* Begin ITEMS *

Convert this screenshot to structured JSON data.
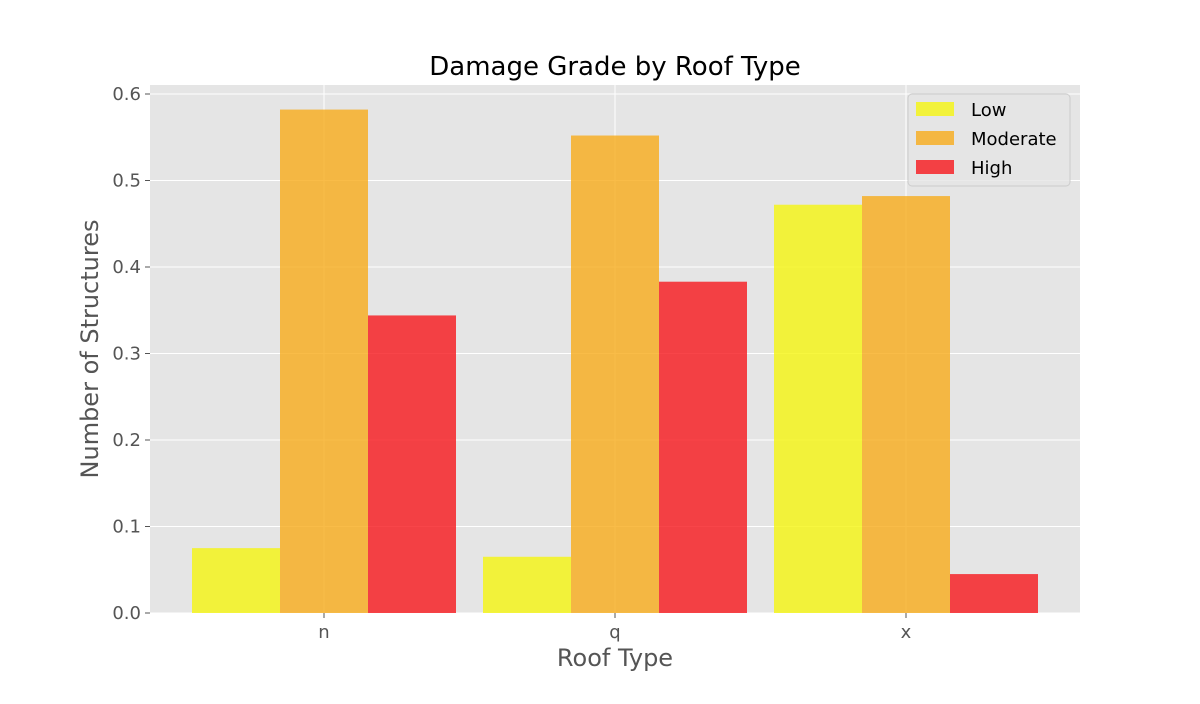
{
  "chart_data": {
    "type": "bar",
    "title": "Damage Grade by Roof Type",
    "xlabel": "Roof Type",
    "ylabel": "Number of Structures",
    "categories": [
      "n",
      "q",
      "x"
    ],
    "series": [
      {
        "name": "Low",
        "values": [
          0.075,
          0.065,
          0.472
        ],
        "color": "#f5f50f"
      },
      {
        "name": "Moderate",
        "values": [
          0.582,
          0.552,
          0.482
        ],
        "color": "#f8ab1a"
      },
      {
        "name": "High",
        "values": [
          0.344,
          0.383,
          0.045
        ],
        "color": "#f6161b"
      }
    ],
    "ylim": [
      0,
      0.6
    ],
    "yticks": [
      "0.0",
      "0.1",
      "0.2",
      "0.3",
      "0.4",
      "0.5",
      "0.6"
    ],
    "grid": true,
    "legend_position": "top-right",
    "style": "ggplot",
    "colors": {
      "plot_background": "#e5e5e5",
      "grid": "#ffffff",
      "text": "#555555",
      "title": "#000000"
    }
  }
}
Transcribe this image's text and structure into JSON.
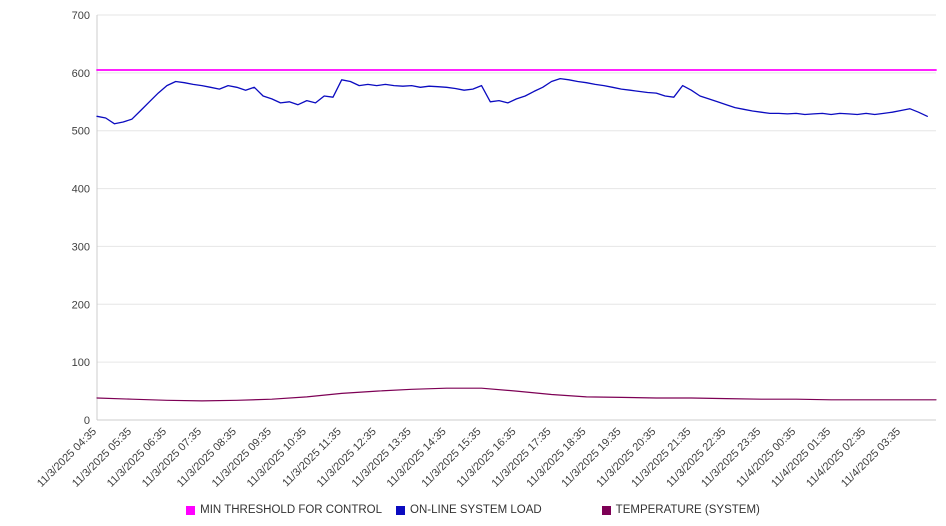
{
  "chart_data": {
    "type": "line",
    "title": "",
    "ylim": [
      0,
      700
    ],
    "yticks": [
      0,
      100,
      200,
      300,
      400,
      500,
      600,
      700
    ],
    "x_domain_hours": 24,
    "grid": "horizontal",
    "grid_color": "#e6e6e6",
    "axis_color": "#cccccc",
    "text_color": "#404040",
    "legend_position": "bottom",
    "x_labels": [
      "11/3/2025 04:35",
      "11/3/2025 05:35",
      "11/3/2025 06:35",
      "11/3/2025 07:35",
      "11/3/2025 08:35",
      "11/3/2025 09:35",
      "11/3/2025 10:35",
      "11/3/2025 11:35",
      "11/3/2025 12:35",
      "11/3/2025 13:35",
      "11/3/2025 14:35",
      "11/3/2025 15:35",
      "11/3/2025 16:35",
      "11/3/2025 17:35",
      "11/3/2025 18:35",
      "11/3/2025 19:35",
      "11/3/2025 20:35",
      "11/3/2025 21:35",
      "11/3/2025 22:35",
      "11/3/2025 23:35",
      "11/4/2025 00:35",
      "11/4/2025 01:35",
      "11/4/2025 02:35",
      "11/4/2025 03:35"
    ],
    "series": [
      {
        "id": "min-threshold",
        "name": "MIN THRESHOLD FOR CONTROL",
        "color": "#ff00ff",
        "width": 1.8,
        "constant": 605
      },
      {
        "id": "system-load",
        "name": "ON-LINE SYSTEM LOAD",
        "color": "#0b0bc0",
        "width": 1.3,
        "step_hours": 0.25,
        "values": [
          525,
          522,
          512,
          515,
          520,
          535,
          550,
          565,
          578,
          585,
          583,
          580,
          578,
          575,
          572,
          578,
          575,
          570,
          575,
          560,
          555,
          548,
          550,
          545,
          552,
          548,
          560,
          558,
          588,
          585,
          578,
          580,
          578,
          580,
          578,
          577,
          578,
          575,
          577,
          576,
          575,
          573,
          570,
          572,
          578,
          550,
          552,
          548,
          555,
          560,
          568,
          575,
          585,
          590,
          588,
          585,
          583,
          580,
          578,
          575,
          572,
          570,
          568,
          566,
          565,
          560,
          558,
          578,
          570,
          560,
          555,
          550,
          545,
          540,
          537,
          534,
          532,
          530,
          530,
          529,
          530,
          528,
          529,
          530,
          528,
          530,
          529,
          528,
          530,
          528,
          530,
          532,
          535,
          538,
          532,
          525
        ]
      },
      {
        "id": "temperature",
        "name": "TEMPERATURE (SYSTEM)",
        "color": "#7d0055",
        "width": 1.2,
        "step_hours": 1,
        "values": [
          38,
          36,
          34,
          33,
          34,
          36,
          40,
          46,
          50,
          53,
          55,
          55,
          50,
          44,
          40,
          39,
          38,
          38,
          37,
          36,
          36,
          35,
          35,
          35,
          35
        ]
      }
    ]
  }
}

* End ITEMS *

EXERCISE GOAL: Reproduce the data word for word, excluding its pictures.

THE ANSWER:
Convert this screenshot to structured JSON data.
{
  "chart_data": {
    "type": "bar",
    "title": "Damage Grade by Roof Type",
    "xlabel": "Roof Type",
    "ylabel": "Number of Structures",
    "categories": [
      "n",
      "q",
      "x"
    ],
    "series": [
      {
        "name": "Low",
        "values": [
          0.075,
          0.065,
          0.472
        ],
        "color": "#f5f50f"
      },
      {
        "name": "Moderate",
        "values": [
          0.582,
          0.552,
          0.482
        ],
        "color": "#f8ab1a"
      },
      {
        "name": "High",
        "values": [
          0.344,
          0.383,
          0.045
        ],
        "color": "#f6161b"
      }
    ],
    "ylim": [
      0,
      0.6
    ],
    "yticks": [
      "0.0",
      "0.1",
      "0.2",
      "0.3",
      "0.4",
      "0.5",
      "0.6"
    ],
    "grid": true,
    "legend_position": "top-right",
    "style": "ggplot",
    "colors": {
      "plot_background": "#e5e5e5",
      "grid": "#ffffff",
      "text": "#555555",
      "title": "#000000"
    }
  }
}
Transcribe this image's text and structure into JSON.
{
  "chart_data": {
    "type": "line",
    "title": "",
    "ylim": [
      0,
      700
    ],
    "yticks": [
      0,
      100,
      200,
      300,
      400,
      500,
      600,
      700
    ],
    "x_domain_hours": 24,
    "grid": "horizontal",
    "grid_color": "#e6e6e6",
    "axis_color": "#cccccc",
    "text_color": "#404040",
    "legend_position": "bottom",
    "x_labels": [
      "11/3/2025 04:35",
      "11/3/2025 05:35",
      "11/3/2025 06:35",
      "11/3/2025 07:35",
      "11/3/2025 08:35",
      "11/3/2025 09:35",
      "11/3/2025 10:35",
      "11/3/2025 11:35",
      "11/3/2025 12:35",
      "11/3/2025 13:35",
      "11/3/2025 14:35",
      "11/3/2025 15:35",
      "11/3/2025 16:35",
      "11/3/2025 17:35",
      "11/3/2025 18:35",
      "11/3/2025 19:35",
      "11/3/2025 20:35",
      "11/3/2025 21:35",
      "11/3/2025 22:35",
      "11/3/2025 23:35",
      "11/4/2025 00:35",
      "11/4/2025 01:35",
      "11/4/2025 02:35",
      "11/4/2025 03:35"
    ],
    "series": [
      {
        "id": "min-threshold",
        "name": "MIN THRESHOLD FOR CONTROL",
        "color": "#ff00ff",
        "width": 1.8,
        "constant": 605
      },
      {
        "id": "system-load",
        "name": "ON-LINE SYSTEM LOAD",
        "color": "#0b0bc0",
        "width": 1.3,
        "step_hours": 0.25,
        "values": [
          525,
          522,
          512,
          515,
          520,
          535,
          550,
          565,
          578,
          585,
          583,
          580,
          578,
          575,
          572,
          578,
          575,
          570,
          575,
          560,
          555,
          548,
          550,
          545,
          552,
          548,
          560,
          558,
          588,
          585,
          578,
          580,
          578,
          580,
          578,
          577,
          578,
          575,
          577,
          576,
          575,
          573,
          570,
          572,
          578,
          550,
          552,
          548,
          555,
          560,
          568,
          575,
          585,
          590,
          588,
          585,
          583,
          580,
          578,
          575,
          572,
          570,
          568,
          566,
          565,
          560,
          558,
          578,
          570,
          560,
          555,
          550,
          545,
          540,
          537,
          534,
          532,
          530,
          530,
          529,
          530,
          528,
          529,
          530,
          528,
          530,
          529,
          528,
          530,
          528,
          530,
          532,
          535,
          538,
          532,
          525
        ]
      },
      {
        "id": "temperature",
        "name": "TEMPERATURE (SYSTEM)",
        "color": "#7d0055",
        "width": 1.2,
        "step_hours": 1,
        "values": [
          38,
          36,
          34,
          33,
          34,
          36,
          40,
          46,
          50,
          53,
          55,
          55,
          50,
          44,
          40,
          39,
          38,
          38,
          37,
          36,
          36,
          35,
          35,
          35,
          35
        ]
      }
    ]
  }
}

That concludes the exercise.